What to produce:
Output the full listing below exactly, without the pictures.

Task inputs:
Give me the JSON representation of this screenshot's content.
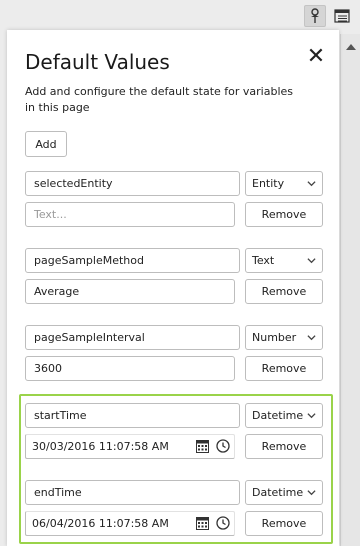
{
  "toolbar": {
    "pin_icon": "pin-icon",
    "panel_icon": "panel-icon"
  },
  "panel": {
    "title": "Default Values",
    "close_symbol": "✕",
    "description": "Add and configure the default state for variables in this page",
    "add_label": "Add",
    "remove_label": "Remove"
  },
  "variables": [
    {
      "name": "selectedEntity",
      "type": "Entity",
      "value": "",
      "placeholder": "Text..."
    },
    {
      "name": "pageSampleMethod",
      "type": "Text",
      "value": "Average",
      "placeholder": ""
    },
    {
      "name": "pageSampleInterval",
      "type": "Number",
      "value": "3600",
      "placeholder": ""
    },
    {
      "name": "startTime",
      "type": "Datetime",
      "value": "30/03/2016 11:07:58 AM",
      "placeholder": ""
    },
    {
      "name": "endTime",
      "type": "Datetime",
      "value": "06/04/2016 11:07:58 AM",
      "placeholder": ""
    }
  ],
  "colors": {
    "highlight": "#9ad34a",
    "border": "#bdbdbd"
  }
}
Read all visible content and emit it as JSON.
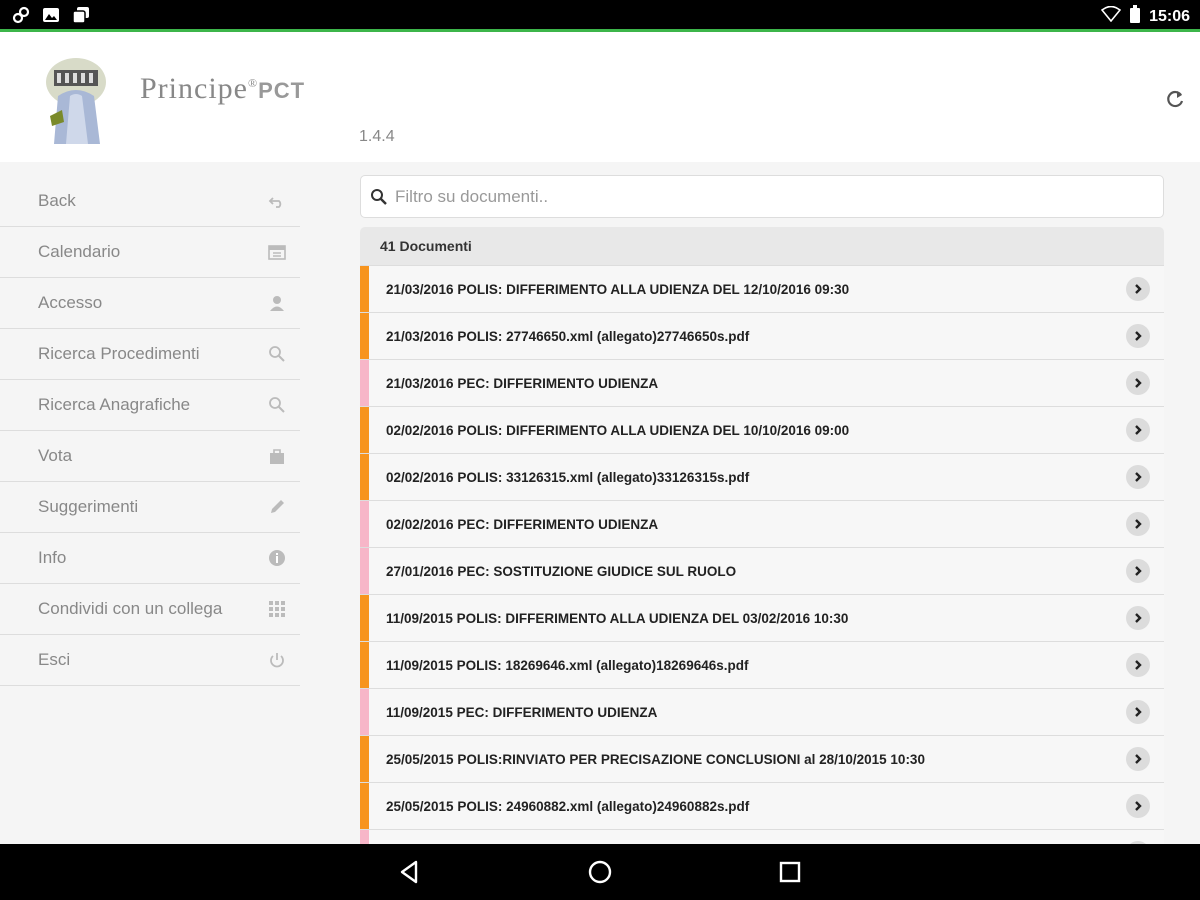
{
  "status_bar": {
    "time": "15:06",
    "left_icons": [
      "link-icon",
      "image-icon",
      "stack-icon"
    ],
    "right_icons": [
      "wifi-icon",
      "battery-icon"
    ]
  },
  "header": {
    "brand_name": "Principe",
    "brand_suffix": "PCT",
    "registered_mark": "®",
    "version": "1.4.4"
  },
  "sidebar": {
    "items": [
      {
        "label": "Back",
        "icon": "back-arrow-icon"
      },
      {
        "label": "Calendario",
        "icon": "calendar-icon"
      },
      {
        "label": "Accesso",
        "icon": "user-icon"
      },
      {
        "label": "Ricerca Procedimenti",
        "icon": "search-icon"
      },
      {
        "label": "Ricerca Anagrafiche",
        "icon": "search-icon"
      },
      {
        "label": "Vota",
        "icon": "bag-icon"
      },
      {
        "label": "Suggerimenti",
        "icon": "pencil-icon"
      },
      {
        "label": "Info",
        "icon": "info-icon"
      },
      {
        "label": "Condividi con un collega",
        "icon": "grid-icon"
      },
      {
        "label": "Esci",
        "icon": "power-icon"
      }
    ]
  },
  "search": {
    "placeholder": "Filtro su documenti..",
    "value": ""
  },
  "documents": {
    "count_label": "41 Documenti",
    "colors": {
      "polis": "#f7941d",
      "pec": "#f7b6c8"
    },
    "rows": [
      {
        "text": "21/03/2016 POLIS: DIFFERIMENTO ALLA UDIENZA DEL 12/10/2016 09:30",
        "kind": "polis"
      },
      {
        "text": "21/03/2016 POLIS: 27746650.xml (allegato)27746650s.pdf",
        "kind": "polis"
      },
      {
        "text": "21/03/2016 PEC: DIFFERIMENTO UDIENZA",
        "kind": "pec"
      },
      {
        "text": "02/02/2016 POLIS: DIFFERIMENTO ALLA UDIENZA DEL 10/10/2016 09:00",
        "kind": "polis"
      },
      {
        "text": "02/02/2016 POLIS: 33126315.xml (allegato)33126315s.pdf",
        "kind": "polis"
      },
      {
        "text": "02/02/2016 PEC: DIFFERIMENTO UDIENZA",
        "kind": "pec"
      },
      {
        "text": "27/01/2016 PEC: SOSTITUZIONE GIUDICE SUL RUOLO",
        "kind": "pec"
      },
      {
        "text": "11/09/2015 POLIS: DIFFERIMENTO ALLA UDIENZA DEL 03/02/2016 10:30",
        "kind": "polis"
      },
      {
        "text": "11/09/2015 POLIS: 18269646.xml (allegato)18269646s.pdf",
        "kind": "polis"
      },
      {
        "text": "11/09/2015 PEC: DIFFERIMENTO UDIENZA",
        "kind": "pec"
      },
      {
        "text": "25/05/2015 POLIS:RINVIATO PER PRECISAZIONE CONCLUSIONI al 28/10/2015 10:30",
        "kind": "polis"
      },
      {
        "text": "25/05/2015 POLIS: 24960882.xml (allegato)24960882s.pdf",
        "kind": "polis"
      },
      {
        "text": "",
        "kind": "pec"
      }
    ]
  },
  "nav_bar": {
    "buttons": [
      "back-triangle-icon",
      "home-circle-icon",
      "recents-square-icon"
    ]
  }
}
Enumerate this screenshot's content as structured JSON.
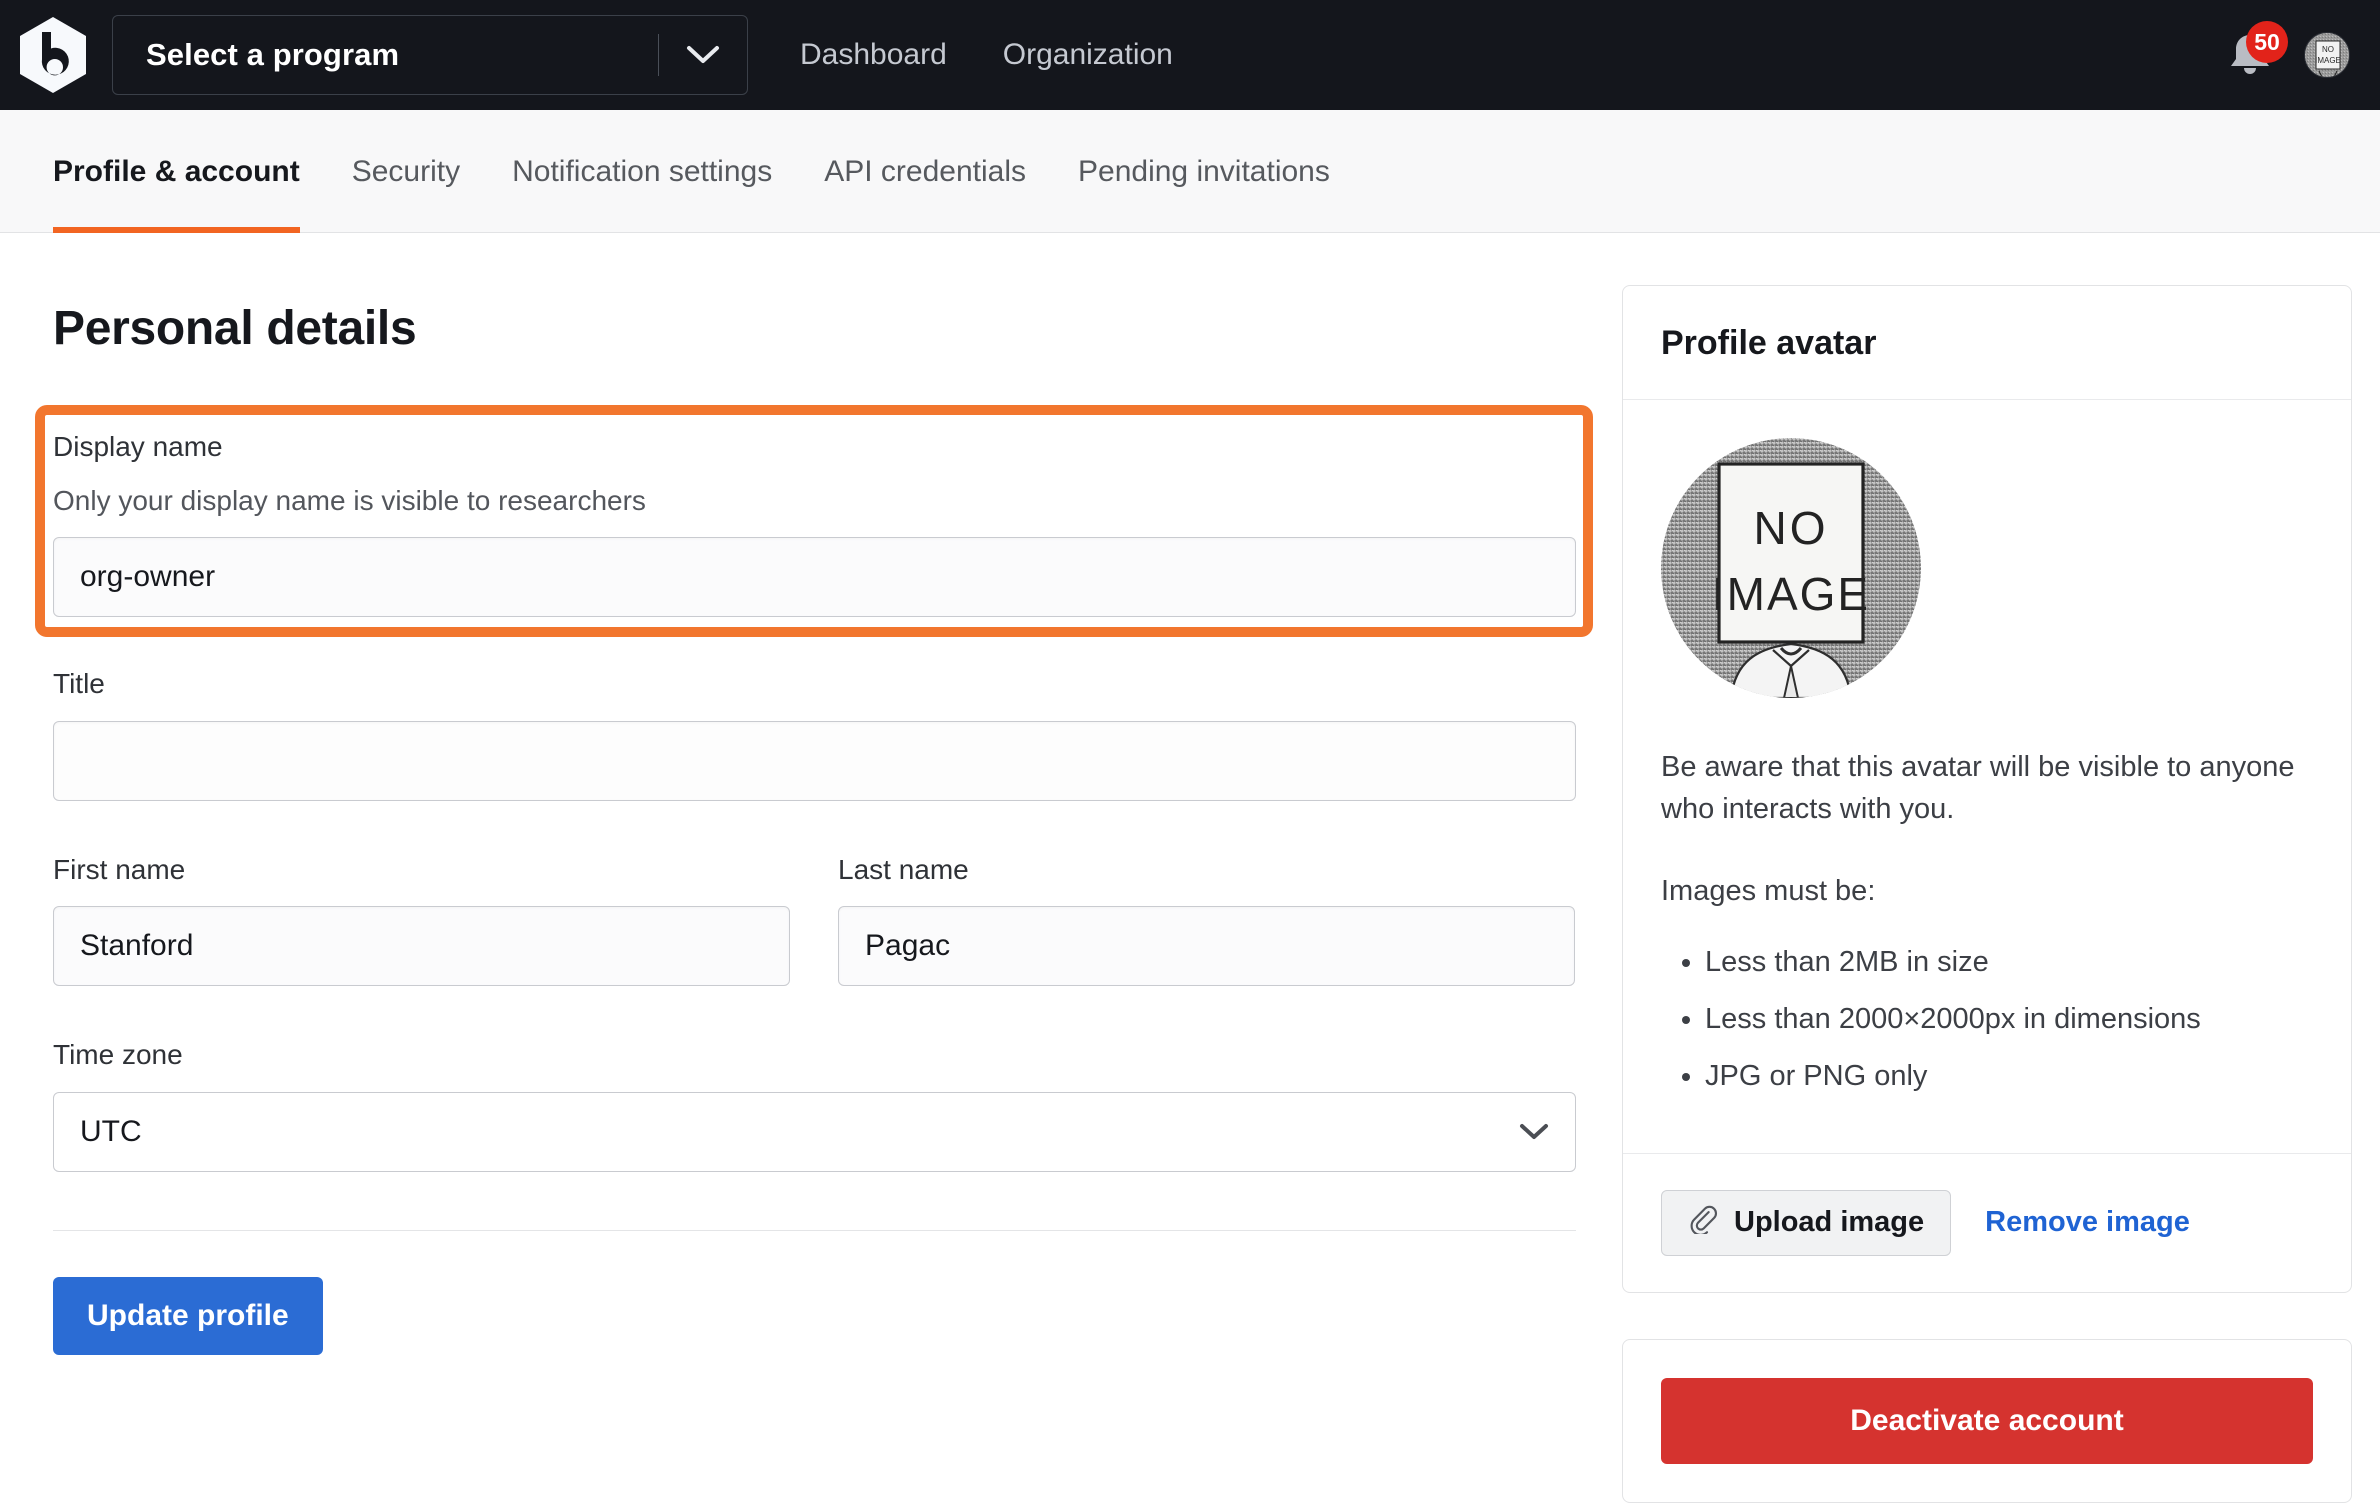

Completed task:
Give me the JSON representation of this screenshot's content.
{
  "toolbar": {
    "pin_icon": "pin-icon",
    "panel_icon": "panel-icon"
  },
  "panel": {
    "title": "Default Values",
    "close_symbol": "✕",
    "description": "Add and configure the default state for variables in this page",
    "add_label": "Add",
    "remove_label": "Remove"
  },
  "variables": [
    {
      "name": "selectedEntity",
      "type": "Entity",
      "value": "",
      "placeholder": "Text..."
    },
    {
      "name": "pageSampleMethod",
      "type": "Text",
      "value": "Average",
      "placeholder": ""
    },
    {
      "name": "pageSampleInterval",
      "type": "Number",
      "value": "3600",
      "placeholder": ""
    },
    {
      "name": "startTime",
      "type": "Datetime",
      "value": "30/03/2016 11:07:58 AM",
      "placeholder": ""
    },
    {
      "name": "endTime",
      "type": "Datetime",
      "value": "06/04/2016 11:07:58 AM",
      "placeholder": ""
    }
  ],
  "colors": {
    "highlight": "#9ad34a",
    "border": "#bdbdbd"
  }
}
Read all visible content and emit it as JSON.
{
  "status_bar": {
    "time": "15:06",
    "left_icons": [
      "link-icon",
      "image-icon",
      "stack-icon"
    ],
    "right_icons": [
      "wifi-icon",
      "battery-icon"
    ]
  },
  "header": {
    "brand_name": "Principe",
    "brand_suffix": "PCT",
    "registered_mark": "®",
    "version": "1.4.4"
  },
  "sidebar": {
    "items": [
      {
        "label": "Back",
        "icon": "back-arrow-icon"
      },
      {
        "label": "Calendario",
        "icon": "calendar-icon"
      },
      {
        "label": "Accesso",
        "icon": "user-icon"
      },
      {
        "label": "Ricerca Procedimenti",
        "icon": "search-icon"
      },
      {
        "label": "Ricerca Anagrafiche",
        "icon": "search-icon"
      },
      {
        "label": "Vota",
        "icon": "bag-icon"
      },
      {
        "label": "Suggerimenti",
        "icon": "pencil-icon"
      },
      {
        "label": "Info",
        "icon": "info-icon"
      },
      {
        "label": "Condividi con un collega",
        "icon": "grid-icon"
      },
      {
        "label": "Esci",
        "icon": "power-icon"
      }
    ]
  },
  "search": {
    "placeholder": "Filtro su documenti..",
    "value": ""
  },
  "documents": {
    "count_label": "41 Documenti",
    "colors": {
      "polis": "#f7941d",
      "pec": "#f7b6c8"
    },
    "rows": [
      {
        "text": "21/03/2016 POLIS: DIFFERIMENTO ALLA UDIENZA DEL 12/10/2016 09:30",
        "kind": "polis"
      },
      {
        "text": "21/03/2016 POLIS: 27746650.xml (allegato)27746650s.pdf",
        "kind": "polis"
      },
      {
        "text": "21/03/2016 PEC: DIFFERIMENTO UDIENZA",
        "kind": "pec"
      },
      {
        "text": "02/02/2016 POLIS: DIFFERIMENTO ALLA UDIENZA DEL 10/10/2016 09:00",
        "kind": "polis"
      },
      {
        "text": "02/02/2016 POLIS: 33126315.xml (allegato)33126315s.pdf",
        "kind": "polis"
      },
      {
        "text": "02/02/2016 PEC: DIFFERIMENTO UDIENZA",
        "kind": "pec"
      },
      {
        "text": "27/01/2016 PEC: SOSTITUZIONE GIUDICE SUL RUOLO",
        "kind": "pec"
      },
      {
        "text": "11/09/2015 POLIS: DIFFERIMENTO ALLA UDIENZA DEL 03/02/2016 10:30",
        "kind": "polis"
      },
      {
        "text": "11/09/2015 POLIS: 18269646.xml (allegato)18269646s.pdf",
        "kind": "polis"
      },
      {
        "text": "11/09/2015 PEC: DIFFERIMENTO UDIENZA",
        "kind": "pec"
      },
      {
        "text": "25/05/2015 POLIS:RINVIATO PER PRECISAZIONE CONCLUSIONI al 28/10/2015 10:30",
        "kind": "polis"
      },
      {
        "text": "25/05/2015 POLIS: 24960882.xml (allegato)24960882s.pdf",
        "kind": "polis"
      },
      {
        "text": "",
        "kind": "pec"
      }
    ]
  },
  "nav_bar": {
    "buttons": [
      "back-triangle-icon",
      "home-circle-icon",
      "recents-square-icon"
    ]
  }
}
Enumerate this screenshot's content as structured JSON.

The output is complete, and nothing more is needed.